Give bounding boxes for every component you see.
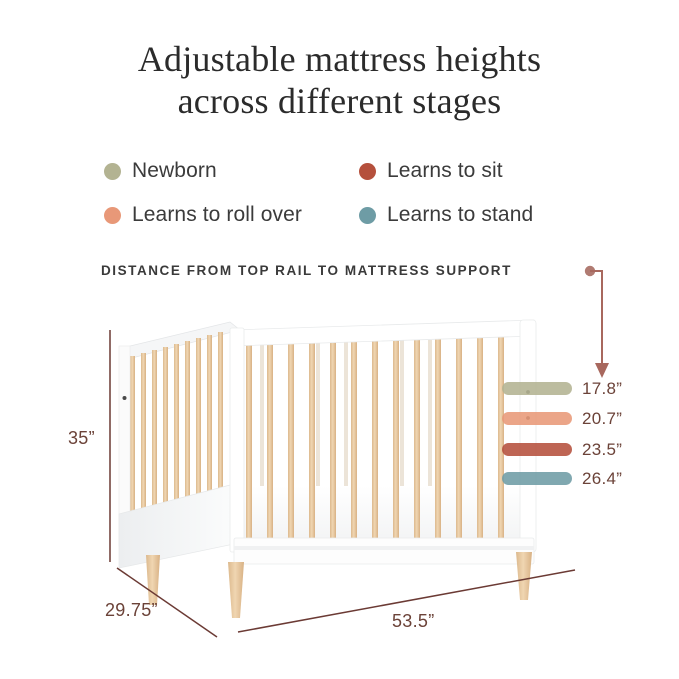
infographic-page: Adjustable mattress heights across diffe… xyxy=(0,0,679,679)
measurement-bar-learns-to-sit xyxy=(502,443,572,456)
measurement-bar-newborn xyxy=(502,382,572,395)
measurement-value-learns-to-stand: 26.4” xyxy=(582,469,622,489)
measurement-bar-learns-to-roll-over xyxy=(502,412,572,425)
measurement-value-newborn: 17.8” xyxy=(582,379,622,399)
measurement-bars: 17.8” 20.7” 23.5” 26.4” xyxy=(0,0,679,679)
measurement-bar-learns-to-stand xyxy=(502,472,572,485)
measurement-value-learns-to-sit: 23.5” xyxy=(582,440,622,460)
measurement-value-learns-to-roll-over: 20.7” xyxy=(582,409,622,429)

...

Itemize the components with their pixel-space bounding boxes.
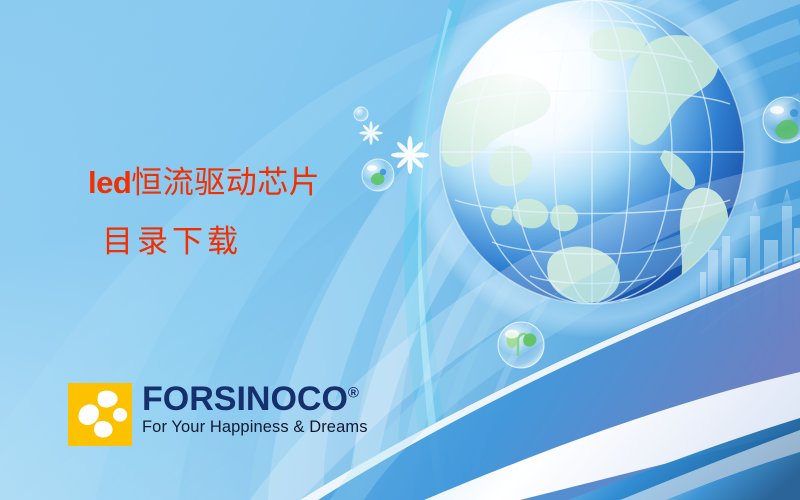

---

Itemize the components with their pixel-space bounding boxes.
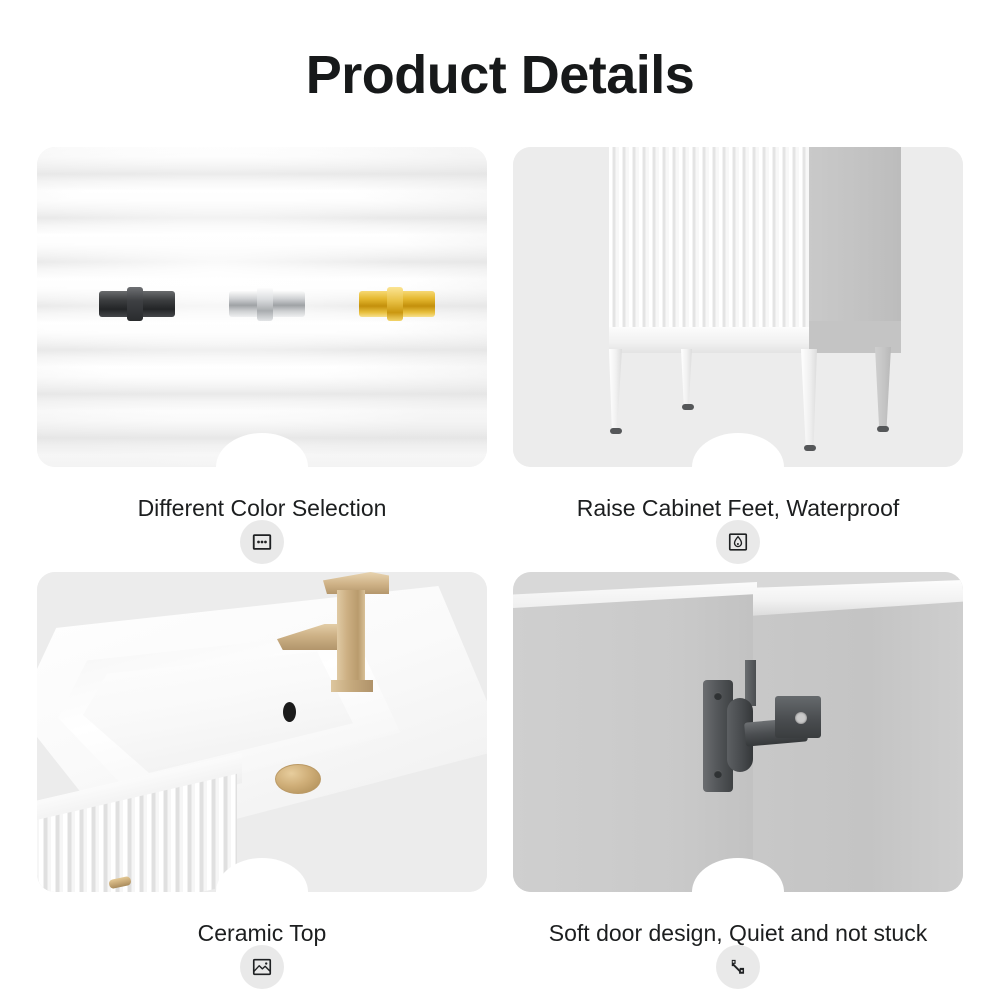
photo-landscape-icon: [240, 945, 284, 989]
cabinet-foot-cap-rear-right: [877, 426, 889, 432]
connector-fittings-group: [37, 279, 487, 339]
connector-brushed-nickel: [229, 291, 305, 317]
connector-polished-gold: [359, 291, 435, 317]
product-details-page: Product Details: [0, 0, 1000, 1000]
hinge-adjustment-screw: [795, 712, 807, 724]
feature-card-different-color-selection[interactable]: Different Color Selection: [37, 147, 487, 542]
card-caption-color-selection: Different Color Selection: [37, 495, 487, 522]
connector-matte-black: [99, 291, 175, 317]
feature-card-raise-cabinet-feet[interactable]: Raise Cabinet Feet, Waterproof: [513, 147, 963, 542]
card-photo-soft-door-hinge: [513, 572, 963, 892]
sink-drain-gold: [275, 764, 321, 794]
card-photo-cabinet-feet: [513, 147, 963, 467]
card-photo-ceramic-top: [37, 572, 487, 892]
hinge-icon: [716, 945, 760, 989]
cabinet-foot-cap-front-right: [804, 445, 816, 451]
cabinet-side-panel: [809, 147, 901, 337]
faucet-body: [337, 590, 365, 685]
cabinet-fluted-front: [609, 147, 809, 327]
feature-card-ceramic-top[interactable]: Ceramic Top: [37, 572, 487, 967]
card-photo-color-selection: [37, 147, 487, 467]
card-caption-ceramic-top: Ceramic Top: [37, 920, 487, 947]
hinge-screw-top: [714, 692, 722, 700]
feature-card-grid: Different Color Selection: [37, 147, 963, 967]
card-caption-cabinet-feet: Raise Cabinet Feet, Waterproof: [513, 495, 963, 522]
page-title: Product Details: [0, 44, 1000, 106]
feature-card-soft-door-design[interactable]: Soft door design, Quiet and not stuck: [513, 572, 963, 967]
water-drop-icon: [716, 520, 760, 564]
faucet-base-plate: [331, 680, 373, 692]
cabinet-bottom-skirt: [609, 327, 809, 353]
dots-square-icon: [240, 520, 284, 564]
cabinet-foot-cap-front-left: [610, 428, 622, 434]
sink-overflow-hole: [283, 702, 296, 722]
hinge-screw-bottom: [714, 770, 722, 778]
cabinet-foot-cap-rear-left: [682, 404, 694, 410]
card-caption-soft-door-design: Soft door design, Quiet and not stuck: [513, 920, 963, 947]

## Task brief
Give the number of lines in the data above that contain the string "sink", with case counting, and reply with that number alone.

## Exercise result
2